- _The records_:

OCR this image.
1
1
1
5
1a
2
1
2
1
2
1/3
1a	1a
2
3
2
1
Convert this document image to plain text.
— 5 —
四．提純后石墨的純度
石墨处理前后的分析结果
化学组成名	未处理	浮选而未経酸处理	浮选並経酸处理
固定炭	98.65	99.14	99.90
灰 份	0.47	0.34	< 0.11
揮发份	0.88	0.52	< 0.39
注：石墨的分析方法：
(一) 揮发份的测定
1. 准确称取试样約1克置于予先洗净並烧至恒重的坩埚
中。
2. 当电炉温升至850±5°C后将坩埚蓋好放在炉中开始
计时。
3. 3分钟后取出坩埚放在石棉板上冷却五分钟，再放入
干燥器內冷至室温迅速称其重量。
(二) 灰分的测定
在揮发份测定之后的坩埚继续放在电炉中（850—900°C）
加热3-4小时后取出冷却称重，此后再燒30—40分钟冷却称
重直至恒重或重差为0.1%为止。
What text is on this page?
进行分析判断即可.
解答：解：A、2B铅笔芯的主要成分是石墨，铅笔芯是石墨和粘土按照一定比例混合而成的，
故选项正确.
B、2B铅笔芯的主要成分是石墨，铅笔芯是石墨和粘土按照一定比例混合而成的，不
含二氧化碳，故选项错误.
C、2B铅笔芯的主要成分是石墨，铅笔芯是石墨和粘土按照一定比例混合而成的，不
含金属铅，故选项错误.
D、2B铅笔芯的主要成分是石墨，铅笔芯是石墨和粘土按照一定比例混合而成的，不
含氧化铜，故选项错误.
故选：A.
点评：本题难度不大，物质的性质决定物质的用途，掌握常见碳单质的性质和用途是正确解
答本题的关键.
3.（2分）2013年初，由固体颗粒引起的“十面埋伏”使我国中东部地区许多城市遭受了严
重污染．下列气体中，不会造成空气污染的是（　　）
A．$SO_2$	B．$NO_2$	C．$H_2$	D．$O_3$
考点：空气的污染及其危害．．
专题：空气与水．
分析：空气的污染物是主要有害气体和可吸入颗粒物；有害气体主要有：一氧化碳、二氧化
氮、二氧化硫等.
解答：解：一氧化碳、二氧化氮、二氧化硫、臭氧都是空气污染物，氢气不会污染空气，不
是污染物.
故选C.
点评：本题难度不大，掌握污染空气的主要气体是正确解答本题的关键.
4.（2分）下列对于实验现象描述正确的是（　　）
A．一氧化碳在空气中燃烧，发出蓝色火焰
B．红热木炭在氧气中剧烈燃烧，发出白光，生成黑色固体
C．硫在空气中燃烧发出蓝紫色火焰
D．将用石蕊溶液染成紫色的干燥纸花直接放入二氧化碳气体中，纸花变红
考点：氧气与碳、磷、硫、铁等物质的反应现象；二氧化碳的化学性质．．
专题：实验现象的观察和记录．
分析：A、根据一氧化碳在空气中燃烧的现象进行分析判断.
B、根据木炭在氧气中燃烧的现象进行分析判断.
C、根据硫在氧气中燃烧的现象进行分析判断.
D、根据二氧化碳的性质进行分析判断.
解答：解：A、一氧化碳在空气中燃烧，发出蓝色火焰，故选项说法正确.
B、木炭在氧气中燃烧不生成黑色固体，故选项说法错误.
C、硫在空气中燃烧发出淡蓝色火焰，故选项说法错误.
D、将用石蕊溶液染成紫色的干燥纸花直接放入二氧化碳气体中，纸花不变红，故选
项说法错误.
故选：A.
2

- _What is required_:
Find all lines where the word "将用石蕊溶液染成紫色的干燥纸花直接放入二氧化碳气体中" appears. Copy them.

- _Answer in full_:
D．将用石蕊溶液染成紫色的干燥纸花直接放入二氧化碳气体中，纸花变红
D、将用石蕊溶液染成紫色的干燥纸花直接放入二氧化碳气体中，纸花不变红，故选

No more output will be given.